• **Short exercise**
Within the data below, state how many lines contain the string "CURVE". Provide the number only.

• **Provided entries**

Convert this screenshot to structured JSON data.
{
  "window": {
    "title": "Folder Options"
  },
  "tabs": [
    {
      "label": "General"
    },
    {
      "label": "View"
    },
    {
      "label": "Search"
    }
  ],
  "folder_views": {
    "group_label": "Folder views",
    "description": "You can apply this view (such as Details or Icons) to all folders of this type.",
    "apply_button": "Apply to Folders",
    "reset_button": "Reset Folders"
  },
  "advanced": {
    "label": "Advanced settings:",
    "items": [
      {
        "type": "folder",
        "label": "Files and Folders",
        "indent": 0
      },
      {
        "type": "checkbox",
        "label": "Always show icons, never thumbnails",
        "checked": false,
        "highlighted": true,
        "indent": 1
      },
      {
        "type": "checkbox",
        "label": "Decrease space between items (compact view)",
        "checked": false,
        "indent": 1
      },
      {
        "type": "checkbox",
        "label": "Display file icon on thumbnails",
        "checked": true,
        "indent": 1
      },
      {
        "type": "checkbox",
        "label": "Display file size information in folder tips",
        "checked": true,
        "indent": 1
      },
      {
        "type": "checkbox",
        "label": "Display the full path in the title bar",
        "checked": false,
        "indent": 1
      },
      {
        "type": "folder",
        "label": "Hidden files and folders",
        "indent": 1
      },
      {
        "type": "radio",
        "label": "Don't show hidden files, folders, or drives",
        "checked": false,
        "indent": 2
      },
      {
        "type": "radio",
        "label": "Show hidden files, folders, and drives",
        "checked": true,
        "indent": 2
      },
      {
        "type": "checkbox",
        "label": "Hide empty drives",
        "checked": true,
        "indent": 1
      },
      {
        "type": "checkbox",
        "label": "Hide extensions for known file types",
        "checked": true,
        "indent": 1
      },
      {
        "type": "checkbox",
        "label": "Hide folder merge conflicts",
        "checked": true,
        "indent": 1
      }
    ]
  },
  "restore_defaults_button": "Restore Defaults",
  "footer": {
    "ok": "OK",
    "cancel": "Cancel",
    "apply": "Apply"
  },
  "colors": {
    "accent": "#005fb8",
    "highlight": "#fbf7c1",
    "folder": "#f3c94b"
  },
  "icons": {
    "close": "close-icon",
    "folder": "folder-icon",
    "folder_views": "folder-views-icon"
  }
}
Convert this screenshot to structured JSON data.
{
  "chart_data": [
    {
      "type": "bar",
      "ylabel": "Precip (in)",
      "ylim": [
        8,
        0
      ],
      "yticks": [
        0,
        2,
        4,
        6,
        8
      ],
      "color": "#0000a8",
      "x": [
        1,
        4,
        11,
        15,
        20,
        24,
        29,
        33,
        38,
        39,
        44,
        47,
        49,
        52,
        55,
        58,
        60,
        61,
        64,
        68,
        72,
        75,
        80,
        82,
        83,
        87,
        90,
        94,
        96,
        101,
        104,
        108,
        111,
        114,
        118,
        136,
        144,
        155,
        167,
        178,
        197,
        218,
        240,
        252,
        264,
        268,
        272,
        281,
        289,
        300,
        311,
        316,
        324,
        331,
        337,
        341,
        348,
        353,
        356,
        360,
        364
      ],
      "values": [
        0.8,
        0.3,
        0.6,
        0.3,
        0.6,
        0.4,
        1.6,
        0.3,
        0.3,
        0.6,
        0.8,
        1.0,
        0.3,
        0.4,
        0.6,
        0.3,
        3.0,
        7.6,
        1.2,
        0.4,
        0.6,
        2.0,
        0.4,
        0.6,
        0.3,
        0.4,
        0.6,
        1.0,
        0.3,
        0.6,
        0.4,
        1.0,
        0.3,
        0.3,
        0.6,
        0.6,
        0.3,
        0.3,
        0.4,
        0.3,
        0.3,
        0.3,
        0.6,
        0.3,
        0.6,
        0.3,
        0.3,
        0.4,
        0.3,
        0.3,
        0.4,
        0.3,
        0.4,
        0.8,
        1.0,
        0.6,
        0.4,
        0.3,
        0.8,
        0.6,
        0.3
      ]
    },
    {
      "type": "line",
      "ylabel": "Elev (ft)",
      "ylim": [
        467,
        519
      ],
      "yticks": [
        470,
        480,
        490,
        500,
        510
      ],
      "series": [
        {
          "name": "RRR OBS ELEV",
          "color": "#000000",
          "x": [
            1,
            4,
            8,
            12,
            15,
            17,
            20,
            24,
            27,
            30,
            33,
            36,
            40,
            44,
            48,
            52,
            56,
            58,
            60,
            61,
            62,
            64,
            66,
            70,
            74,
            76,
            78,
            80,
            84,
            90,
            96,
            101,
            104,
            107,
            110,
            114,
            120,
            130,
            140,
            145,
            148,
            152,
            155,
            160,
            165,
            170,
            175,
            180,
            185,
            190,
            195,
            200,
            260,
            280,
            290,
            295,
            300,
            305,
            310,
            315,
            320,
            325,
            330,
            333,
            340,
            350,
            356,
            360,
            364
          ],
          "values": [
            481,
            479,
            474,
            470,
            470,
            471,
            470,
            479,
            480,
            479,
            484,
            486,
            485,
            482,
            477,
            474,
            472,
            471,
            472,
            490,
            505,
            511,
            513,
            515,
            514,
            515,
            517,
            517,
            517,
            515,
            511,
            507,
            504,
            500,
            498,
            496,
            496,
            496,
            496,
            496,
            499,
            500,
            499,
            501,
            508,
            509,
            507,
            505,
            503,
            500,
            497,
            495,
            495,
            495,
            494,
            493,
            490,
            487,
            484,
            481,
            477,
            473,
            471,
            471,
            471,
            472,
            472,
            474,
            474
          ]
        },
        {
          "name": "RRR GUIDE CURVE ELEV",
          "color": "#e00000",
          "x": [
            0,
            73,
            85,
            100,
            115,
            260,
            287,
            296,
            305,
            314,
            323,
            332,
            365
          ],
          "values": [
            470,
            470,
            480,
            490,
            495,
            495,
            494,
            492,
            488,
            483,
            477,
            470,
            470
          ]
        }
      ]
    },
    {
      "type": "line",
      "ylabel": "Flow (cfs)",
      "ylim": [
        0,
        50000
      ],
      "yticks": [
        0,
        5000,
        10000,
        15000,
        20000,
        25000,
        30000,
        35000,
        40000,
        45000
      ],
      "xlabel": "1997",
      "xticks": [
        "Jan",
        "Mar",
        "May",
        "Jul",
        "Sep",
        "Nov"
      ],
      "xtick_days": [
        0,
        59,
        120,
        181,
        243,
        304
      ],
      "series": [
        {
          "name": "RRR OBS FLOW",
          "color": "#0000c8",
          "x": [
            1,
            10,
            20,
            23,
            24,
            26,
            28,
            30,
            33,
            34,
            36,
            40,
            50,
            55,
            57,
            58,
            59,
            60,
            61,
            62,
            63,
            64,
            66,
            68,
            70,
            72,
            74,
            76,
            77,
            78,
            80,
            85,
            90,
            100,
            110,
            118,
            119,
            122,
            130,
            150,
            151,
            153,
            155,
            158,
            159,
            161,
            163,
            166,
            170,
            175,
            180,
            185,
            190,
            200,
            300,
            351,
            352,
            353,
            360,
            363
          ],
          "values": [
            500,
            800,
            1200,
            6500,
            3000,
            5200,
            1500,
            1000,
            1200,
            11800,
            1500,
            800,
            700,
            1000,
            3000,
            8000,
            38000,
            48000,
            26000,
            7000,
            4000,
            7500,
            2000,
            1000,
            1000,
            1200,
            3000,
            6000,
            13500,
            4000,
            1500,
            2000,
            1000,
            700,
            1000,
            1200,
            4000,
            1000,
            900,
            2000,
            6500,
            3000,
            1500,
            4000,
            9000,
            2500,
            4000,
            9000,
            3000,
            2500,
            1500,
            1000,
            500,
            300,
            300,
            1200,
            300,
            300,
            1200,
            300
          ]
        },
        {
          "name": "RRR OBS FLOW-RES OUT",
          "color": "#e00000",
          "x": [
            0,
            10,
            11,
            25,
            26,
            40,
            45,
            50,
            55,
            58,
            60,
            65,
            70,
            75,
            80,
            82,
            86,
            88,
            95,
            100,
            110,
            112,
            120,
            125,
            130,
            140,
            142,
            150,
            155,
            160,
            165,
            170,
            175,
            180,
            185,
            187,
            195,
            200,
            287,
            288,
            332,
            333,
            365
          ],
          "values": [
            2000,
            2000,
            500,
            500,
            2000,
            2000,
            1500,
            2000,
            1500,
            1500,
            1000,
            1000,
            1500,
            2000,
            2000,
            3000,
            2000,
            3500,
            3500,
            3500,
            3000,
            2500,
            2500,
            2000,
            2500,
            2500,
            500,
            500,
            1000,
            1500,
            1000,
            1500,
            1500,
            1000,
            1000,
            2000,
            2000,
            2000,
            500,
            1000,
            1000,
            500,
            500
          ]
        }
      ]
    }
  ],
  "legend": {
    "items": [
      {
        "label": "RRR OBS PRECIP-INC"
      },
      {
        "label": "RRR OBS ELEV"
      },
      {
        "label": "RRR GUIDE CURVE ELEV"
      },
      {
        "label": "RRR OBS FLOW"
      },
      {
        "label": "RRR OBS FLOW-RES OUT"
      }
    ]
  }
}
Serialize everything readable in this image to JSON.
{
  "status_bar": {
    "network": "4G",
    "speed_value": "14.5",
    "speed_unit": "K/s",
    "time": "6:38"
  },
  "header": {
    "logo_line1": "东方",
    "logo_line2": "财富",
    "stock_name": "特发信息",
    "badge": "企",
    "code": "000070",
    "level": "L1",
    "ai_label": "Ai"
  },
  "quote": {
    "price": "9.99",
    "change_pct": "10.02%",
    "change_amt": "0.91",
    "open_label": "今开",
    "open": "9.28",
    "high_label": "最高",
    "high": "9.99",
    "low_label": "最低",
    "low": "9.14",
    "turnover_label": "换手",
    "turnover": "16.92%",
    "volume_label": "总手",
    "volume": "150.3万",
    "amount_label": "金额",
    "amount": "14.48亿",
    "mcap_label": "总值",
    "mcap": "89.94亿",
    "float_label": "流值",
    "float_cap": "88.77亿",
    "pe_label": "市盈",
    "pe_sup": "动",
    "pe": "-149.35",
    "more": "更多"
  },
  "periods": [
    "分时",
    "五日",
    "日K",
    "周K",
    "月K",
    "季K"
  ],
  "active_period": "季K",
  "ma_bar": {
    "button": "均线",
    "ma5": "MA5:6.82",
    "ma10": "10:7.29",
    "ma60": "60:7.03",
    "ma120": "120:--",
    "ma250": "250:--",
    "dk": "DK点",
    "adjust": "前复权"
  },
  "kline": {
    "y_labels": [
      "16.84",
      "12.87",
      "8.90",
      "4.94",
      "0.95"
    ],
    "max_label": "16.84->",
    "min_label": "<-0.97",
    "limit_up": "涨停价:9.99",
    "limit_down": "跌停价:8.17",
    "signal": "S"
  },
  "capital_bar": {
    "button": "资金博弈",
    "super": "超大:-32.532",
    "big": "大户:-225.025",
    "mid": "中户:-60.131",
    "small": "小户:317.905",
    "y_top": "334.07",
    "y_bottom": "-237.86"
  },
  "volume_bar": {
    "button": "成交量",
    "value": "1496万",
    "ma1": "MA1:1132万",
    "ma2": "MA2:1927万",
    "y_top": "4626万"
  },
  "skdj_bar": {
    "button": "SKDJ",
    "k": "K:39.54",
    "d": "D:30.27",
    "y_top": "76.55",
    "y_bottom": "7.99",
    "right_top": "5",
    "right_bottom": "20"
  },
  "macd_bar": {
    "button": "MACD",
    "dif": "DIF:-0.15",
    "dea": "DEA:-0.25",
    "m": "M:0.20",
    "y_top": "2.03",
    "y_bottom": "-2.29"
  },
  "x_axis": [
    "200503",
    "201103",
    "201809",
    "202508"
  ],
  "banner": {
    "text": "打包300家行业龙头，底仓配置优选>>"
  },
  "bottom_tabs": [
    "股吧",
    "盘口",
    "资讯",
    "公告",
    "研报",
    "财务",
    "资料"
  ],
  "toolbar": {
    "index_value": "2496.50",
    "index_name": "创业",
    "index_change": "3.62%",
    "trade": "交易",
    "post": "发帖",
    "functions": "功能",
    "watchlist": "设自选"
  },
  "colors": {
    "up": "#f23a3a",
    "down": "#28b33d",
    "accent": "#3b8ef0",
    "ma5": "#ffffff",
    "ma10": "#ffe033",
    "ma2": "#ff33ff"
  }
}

• **Written response**
2